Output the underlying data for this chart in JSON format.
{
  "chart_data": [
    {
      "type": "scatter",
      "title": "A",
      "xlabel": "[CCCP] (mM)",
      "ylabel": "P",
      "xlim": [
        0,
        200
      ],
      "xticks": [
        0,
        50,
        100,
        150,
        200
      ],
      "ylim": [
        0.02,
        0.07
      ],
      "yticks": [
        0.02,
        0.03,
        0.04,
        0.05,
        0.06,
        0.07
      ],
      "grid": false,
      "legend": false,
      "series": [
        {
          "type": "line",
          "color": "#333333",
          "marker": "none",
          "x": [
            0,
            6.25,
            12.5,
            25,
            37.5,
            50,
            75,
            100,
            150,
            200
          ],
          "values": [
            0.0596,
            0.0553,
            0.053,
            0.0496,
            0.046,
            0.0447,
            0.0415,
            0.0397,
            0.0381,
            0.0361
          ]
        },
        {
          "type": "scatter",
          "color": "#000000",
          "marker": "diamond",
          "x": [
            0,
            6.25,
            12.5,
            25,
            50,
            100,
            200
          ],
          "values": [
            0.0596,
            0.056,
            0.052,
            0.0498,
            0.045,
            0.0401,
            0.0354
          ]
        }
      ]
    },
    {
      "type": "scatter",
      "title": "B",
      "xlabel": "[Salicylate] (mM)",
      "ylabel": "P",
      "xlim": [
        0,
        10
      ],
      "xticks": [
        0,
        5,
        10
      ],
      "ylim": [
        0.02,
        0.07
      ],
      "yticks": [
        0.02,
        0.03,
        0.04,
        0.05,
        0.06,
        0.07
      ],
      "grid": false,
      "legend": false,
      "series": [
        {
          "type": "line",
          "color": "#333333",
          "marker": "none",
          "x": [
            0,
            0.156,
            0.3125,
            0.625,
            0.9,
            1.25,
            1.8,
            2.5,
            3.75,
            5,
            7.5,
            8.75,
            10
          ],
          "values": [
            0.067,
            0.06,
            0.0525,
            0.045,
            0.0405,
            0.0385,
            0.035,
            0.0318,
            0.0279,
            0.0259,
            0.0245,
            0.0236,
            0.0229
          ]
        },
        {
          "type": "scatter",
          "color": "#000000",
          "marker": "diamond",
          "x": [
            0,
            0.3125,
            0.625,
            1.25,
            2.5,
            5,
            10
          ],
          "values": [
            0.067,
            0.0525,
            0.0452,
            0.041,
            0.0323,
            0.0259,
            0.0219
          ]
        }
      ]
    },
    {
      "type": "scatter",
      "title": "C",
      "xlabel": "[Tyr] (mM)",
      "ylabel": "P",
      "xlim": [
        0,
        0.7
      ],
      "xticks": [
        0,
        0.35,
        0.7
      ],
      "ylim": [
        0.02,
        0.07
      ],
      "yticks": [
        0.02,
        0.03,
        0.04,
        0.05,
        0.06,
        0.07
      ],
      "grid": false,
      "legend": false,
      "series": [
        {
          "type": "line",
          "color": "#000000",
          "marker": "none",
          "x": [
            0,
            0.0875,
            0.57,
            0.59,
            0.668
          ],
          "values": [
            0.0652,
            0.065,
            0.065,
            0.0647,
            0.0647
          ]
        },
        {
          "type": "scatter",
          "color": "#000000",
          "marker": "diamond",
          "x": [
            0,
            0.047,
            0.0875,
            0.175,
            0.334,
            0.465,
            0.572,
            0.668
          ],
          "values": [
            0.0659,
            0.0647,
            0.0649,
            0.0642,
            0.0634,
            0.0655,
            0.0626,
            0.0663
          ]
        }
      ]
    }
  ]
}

....

_GOAL_
Copy all of the data. Keep every word exactly as it is.

_RESPONSE TO THIS TASK_
Output the underlying data for this chart in JSON format.
{
  "chart_data": [
    {
      "type": "scatter",
      "title": "A",
      "xlabel": "[CCCP] (mM)",
      "ylabel": "P",
      "xlim": [
        0,
        200
      ],
      "xticks": [
        0,
        50,
        100,
        150,
        200
      ],
      "ylim": [
        0.02,
        0.07
      ],
      "yticks": [
        0.02,
        0.03,
        0.04,
        0.05,
        0.06,
        0.07
      ],
      "grid": false,
      "legend": false,
      "series": [
        {
          "type": "line",
          "color": "#333333",
          "marker": "none",
          "x": [
            0,
            6.25,
            12.5,
            25,
            37.5,
            50,
            75,
            100,
            150,
            200
          ],
          "values": [
            0.0596,
            0.0553,
            0.053,
            0.0496,
            0.046,
            0.0447,
            0.0415,
            0.0397,
            0.0381,
            0.0361
          ]
        },
        {
          "type": "scatter",
          "color": "#000000",
          "marker": "diamond",
          "x": [
            0,
            6.25,
            12.5,
            25,
            50,
            100,
            200
          ],
          "values": [
            0.0596,
            0.056,
            0.052,
            0.0498,
            0.045,
            0.0401,
            0.0354
          ]
        }
      ]
    },
    {
      "type": "scatter",
      "title": "B",
      "xlabel": "[Salicylate] (mM)",
      "ylabel": "P",
      "xlim": [
        0,
        10
      ],
      "xticks": [
        0,
        5,
        10
      ],
      "ylim": [
        0.02,
        0.07
      ],
      "yticks": [
        0.02,
        0.03,
        0.04,
        0.05,
        0.06,
        0.07
      ],
      "grid": false,
      "legend": false,
      "series": [
        {
          "type": "line",
          "color": "#333333",
          "marker": "none",
          "x": [
            0,
            0.156,
            0.3125,
            0.625,
            0.9,
            1.25,
            1.8,
            2.5,
            3.75,
            5,
            7.5,
            8.75,
            10
          ],
          "values": [
            0.067,
            0.06,
            0.0525,
            0.045,
            0.0405,
            0.0385,
            0.035,
            0.0318,
            0.0279,
            0.0259,
            0.0245,
            0.0236,
            0.0229
          ]
        },
        {
          "type": "scatter",
          "color": "#000000",
          "marker": "diamond",
          "x": [
            0,
            0.3125,
            0.625,
            1.25,
            2.5,
            5,
            10
          ],
          "values": [
            0.067,
            0.0525,
            0.0452,
            0.041,
            0.0323,
            0.0259,
            0.0219
          ]
        }
      ]
    },
    {
      "type": "scatter",
      "title": "C",
      "xlabel": "[Tyr] (mM)",
      "ylabel": "P",
      "xlim": [
        0,
        0.7
      ],
      "xticks": [
        0,
        0.35,
        0.7
      ],
      "ylim": [
        0.02,
        0.07
      ],
      "yticks": [
        0.02,
        0.03,
        0.04,
        0.05,
        0.06,
        0.07
      ],
      "grid": false,
      "legend": false,
      "series": [
        {
          "type": "line",
          "color": "#000000",
          "marker": "none",
          "x": [
            0,
            0.0875,
            0.57,
            0.59,
            0.668
          ],
          "values": [
            0.0652,
            0.065,
            0.065,
            0.0647,
            0.0647
          ]
        },
        {
          "type": "scatter",
          "color": "#000000",
          "marker": "diamond",
          "x": [
            0,
            0.047,
            0.0875,
            0.175,
            0.334,
            0.465,
            0.572,
            0.668
          ],
          "values": [
            0.0659,
            0.0647,
            0.0649,
            0.0642,
            0.0634,
            0.0655,
            0.0626,
            0.0663
          ]
        }
      ]
    }
  ]
}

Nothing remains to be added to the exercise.